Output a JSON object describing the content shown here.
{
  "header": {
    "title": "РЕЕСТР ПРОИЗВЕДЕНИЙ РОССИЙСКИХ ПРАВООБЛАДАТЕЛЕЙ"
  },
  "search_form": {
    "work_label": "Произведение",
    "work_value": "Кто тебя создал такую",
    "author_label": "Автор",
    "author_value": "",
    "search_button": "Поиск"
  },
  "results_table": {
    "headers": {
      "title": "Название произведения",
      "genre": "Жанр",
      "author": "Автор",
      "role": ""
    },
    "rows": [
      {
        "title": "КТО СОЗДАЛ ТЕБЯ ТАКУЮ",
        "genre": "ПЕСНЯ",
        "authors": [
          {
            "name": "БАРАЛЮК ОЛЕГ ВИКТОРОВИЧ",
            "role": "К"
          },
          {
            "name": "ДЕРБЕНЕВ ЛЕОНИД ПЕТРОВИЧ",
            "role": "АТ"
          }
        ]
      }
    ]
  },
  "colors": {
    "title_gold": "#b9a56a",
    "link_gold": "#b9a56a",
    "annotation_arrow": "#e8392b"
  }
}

|---|

## AIM OF THE TASK
Repeat every record exactly as written, please.

## CORRECT OUTPUT
Output a JSON object describing the content shown here.
{
  "header": {
    "title": "РЕЕСТР ПРОИЗВЕДЕНИЙ РОССИЙСКИХ ПРАВООБЛАДАТЕЛЕЙ"
  },
  "search_form": {
    "work_label": "Произведение",
    "work_value": "Кто тебя создал такую",
    "author_label": "Автор",
    "author_value": "",
    "search_button": "Поиск"
  },
  "results_table": {
    "headers": {
      "title": "Название произведения",
      "genre": "Жанр",
      "author": "Автор",
      "role": ""
    },
    "rows": [
      {
        "title": "КТО СОЗДАЛ ТЕБЯ ТАКУЮ",
        "genre": "ПЕСНЯ",
        "authors": [
          {
            "name": "БАРАЛЮК ОЛЕГ ВИКТОРОВИЧ",
            "role": "К"
          },
          {
            "name": "ДЕРБЕНЕВ ЛЕОНИД ПЕТРОВИЧ",
            "role": "АТ"
          }
        ]
      }
    ]
  },
  "colors": {
    "title_gold": "#b9a56a",
    "link_gold": "#b9a56a",
    "annotation_arrow": "#e8392b"
  }
}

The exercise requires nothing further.